** start **

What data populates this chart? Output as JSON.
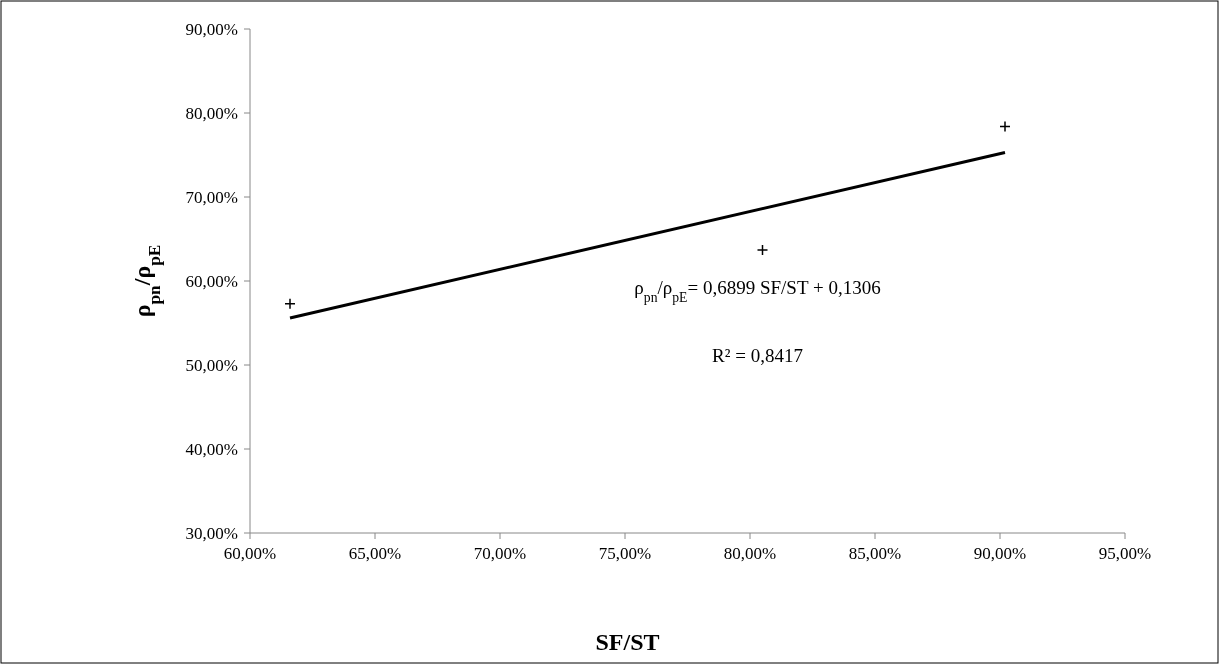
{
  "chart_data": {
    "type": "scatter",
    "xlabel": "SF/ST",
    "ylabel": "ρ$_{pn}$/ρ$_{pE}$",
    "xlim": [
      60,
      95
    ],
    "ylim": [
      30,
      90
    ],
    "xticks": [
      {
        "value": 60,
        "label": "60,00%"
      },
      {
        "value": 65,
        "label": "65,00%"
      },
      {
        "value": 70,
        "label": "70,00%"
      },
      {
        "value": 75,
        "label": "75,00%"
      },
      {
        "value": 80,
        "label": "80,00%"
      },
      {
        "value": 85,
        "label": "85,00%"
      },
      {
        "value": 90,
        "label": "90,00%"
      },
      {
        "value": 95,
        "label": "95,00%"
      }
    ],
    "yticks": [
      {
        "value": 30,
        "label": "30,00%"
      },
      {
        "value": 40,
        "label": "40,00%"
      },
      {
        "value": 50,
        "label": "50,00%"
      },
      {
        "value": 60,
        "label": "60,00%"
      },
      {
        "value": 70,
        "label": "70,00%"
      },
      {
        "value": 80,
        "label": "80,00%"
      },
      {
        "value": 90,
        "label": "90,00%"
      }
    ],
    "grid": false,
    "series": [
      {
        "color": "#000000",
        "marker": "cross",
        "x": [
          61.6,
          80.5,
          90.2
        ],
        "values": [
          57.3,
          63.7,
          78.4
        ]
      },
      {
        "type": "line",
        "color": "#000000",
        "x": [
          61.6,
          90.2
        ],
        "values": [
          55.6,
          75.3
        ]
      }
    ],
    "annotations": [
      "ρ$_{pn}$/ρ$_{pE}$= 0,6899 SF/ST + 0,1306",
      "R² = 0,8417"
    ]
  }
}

** end **

▸ DIRECTION
Leave out the pictures and repeat everything else in the records exactly.

▸ RESULT OF THE EXERCISE
What data populates this chart? Output as JSON.
{
  "chart_data": {
    "type": "scatter",
    "xlabel": "SF/ST",
    "ylabel": "ρ$_{pn}$/ρ$_{pE}$",
    "xlim": [
      60,
      95
    ],
    "ylim": [
      30,
      90
    ],
    "xticks": [
      {
        "value": 60,
        "label": "60,00%"
      },
      {
        "value": 65,
        "label": "65,00%"
      },
      {
        "value": 70,
        "label": "70,00%"
      },
      {
        "value": 75,
        "label": "75,00%"
      },
      {
        "value": 80,
        "label": "80,00%"
      },
      {
        "value": 85,
        "label": "85,00%"
      },
      {
        "value": 90,
        "label": "90,00%"
      },
      {
        "value": 95,
        "label": "95,00%"
      }
    ],
    "yticks": [
      {
        "value": 30,
        "label": "30,00%"
      },
      {
        "value": 40,
        "label": "40,00%"
      },
      {
        "value": 50,
        "label": "50,00%"
      },
      {
        "value": 60,
        "label": "60,00%"
      },
      {
        "value": 70,
        "label": "70,00%"
      },
      {
        "value": 80,
        "label": "80,00%"
      },
      {
        "value": 90,
        "label": "90,00%"
      }
    ],
    "grid": false,
    "series": [
      {
        "color": "#000000",
        "marker": "cross",
        "x": [
          61.6,
          80.5,
          90.2
        ],
        "values": [
          57.3,
          63.7,
          78.4
        ]
      },
      {
        "type": "line",
        "color": "#000000",
        "x": [
          61.6,
          90.2
        ],
        "values": [
          55.6,
          75.3
        ]
      }
    ],
    "annotations": [
      "ρ$_{pn}$/ρ$_{pE}$= 0,6899 SF/ST + 0,1306",
      "R² = 0,8417"
    ]
  }
}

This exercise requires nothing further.